--- Begin DATA SHOWN ---

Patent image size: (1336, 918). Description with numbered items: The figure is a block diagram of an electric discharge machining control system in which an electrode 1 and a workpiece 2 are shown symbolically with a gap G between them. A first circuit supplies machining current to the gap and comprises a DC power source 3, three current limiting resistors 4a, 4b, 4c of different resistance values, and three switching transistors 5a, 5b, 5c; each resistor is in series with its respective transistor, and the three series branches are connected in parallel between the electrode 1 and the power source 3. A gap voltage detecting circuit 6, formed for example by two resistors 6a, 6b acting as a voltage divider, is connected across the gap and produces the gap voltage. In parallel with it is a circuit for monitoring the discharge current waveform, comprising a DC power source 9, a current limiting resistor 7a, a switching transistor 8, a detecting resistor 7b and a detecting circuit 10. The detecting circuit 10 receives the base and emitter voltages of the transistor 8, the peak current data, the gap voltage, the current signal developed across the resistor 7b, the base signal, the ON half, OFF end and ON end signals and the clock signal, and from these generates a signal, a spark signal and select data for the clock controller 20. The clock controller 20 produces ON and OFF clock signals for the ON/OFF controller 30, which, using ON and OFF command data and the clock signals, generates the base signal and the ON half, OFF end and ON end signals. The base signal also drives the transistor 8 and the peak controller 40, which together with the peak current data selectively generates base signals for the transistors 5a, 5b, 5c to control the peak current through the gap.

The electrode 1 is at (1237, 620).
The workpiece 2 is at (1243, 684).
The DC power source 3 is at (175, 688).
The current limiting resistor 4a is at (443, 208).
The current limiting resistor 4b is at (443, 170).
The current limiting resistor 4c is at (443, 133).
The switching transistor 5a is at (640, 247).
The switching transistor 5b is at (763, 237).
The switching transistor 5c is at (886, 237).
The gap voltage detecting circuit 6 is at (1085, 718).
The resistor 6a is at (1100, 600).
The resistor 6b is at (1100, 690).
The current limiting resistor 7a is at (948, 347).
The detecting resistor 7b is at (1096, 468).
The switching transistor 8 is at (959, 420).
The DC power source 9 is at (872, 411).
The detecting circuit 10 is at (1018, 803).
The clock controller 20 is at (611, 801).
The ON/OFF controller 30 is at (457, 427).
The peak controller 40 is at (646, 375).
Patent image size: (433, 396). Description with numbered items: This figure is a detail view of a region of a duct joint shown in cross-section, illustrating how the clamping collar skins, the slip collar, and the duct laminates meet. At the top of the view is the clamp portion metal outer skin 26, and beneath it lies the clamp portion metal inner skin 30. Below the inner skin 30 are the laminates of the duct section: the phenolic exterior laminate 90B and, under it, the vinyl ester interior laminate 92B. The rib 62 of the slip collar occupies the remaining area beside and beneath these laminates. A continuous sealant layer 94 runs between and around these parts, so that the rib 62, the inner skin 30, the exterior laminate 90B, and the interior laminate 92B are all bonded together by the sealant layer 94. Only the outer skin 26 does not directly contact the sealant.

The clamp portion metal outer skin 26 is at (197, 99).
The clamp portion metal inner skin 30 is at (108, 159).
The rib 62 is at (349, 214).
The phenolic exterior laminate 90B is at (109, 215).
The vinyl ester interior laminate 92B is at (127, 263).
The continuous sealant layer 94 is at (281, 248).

--- End DATA SHOWN ---

Copy every line of the listing above word for word, leaving nothing out and changing nothing.

Patent image size: (1336, 918). Description with numbered items: The figure is a block diagram of an electric discharge machining control system in which an electrode 1 and a workpiece 2 are shown symbolically with a gap G between them. A first circuit supplies machining current to the gap and comprises a DC power source 3, three current limiting resistors 4a, 4b, 4c of different resistance values, and three switching transistors 5a, 5b, 5c; each resistor is in series with its respective transistor, and the three series branches are connected in parallel between the electrode 1 and the power source 3. A gap voltage detecting circuit 6, formed for example by two resistors 6a, 6b acting as a voltage divider, is connected across the gap and produces the gap voltage. In parallel with it is a circuit for monitoring the discharge current waveform, comprising a DC power source 9, a current limiting resistor 7a, a switching transistor 8, a detecting resistor 7b and a detecting circuit 10. The detecting circuit 10 receives the base and emitter voltages of the transistor 8, the peak current data, the gap voltage, the current signal developed across the resistor 7b, the base signal, the ON half, OFF end and ON end signals and the clock signal, and from these generates a signal, a spark signal and select data for the clock controller 20. The clock controller 20 produces ON and OFF clock signals for the ON/OFF controller 30, which, using ON and OFF command data and the clock signals, generates the base signal and the ON half, OFF end and ON end signals. The base signal also drives the transistor 8 and the peak controller 40, which together with the peak current data selectively generates base signals for the transistors 5a, 5b, 5c to control the peak current through the gap.

The electrode 1 is at (1237, 620).
The workpiece 2 is at (1243, 684).
The DC power source 3 is at (175, 688).
The current limiting resistor 4a is at (443, 208).
The current limiting resistor 4b is at (443, 170).
The current limiting resistor 4c is at (443, 133).
The switching transistor 5a is at (640, 247).
The switching transistor 5b is at (763, 237).
The switching transistor 5c is at (886, 237).
The gap voltage detecting circuit 6 is at (1085, 718).
The resistor 6a is at (1100, 600).
The resistor 6b is at (1100, 690).
The current limiting resistor 7a is at (948, 347).
The detecting resistor 7b is at (1096, 468).
The switching transistor 8 is at (959, 420).
The DC power source 9 is at (872, 411).
The detecting circuit 10 is at (1018, 803).
The clock controller 20 is at (611, 801).
The ON/OFF controller 30 is at (457, 427).
The peak controller 40 is at (646, 375).
Patent image size: (433, 396). Description with numbered items: This figure is a detail view of a region of a duct joint shown in cross-section, illustrating how the clamping collar skins, the slip collar, and the duct laminates meet. At the top of the view is the clamp portion metal outer skin 26, and beneath it lies the clamp portion metal inner skin 30. Below the inner skin 30 are the laminates of the duct section: the phenolic exterior laminate 90B and, under it, the vinyl ester interior laminate 92B. The rib 62 of the slip collar occupies the remaining area beside and beneath these laminates. A continuous sealant layer 94 runs between and around these parts, so that the rib 62, the inner skin 30, the exterior laminate 90B, and the interior laminate 92B are all bonded together by the sealant layer 94. Only the outer skin 26 does not directly contact the sealant.

The clamp portion metal outer skin 26 is at (197, 99).
The clamp portion metal inner skin 30 is at (108, 159).
The rib 62 is at (349, 214).
The phenolic exterior laminate 90B is at (109, 215).
The vinyl ester interior laminate 92B is at (127, 263).
The continuous sealant layer 94 is at (281, 248).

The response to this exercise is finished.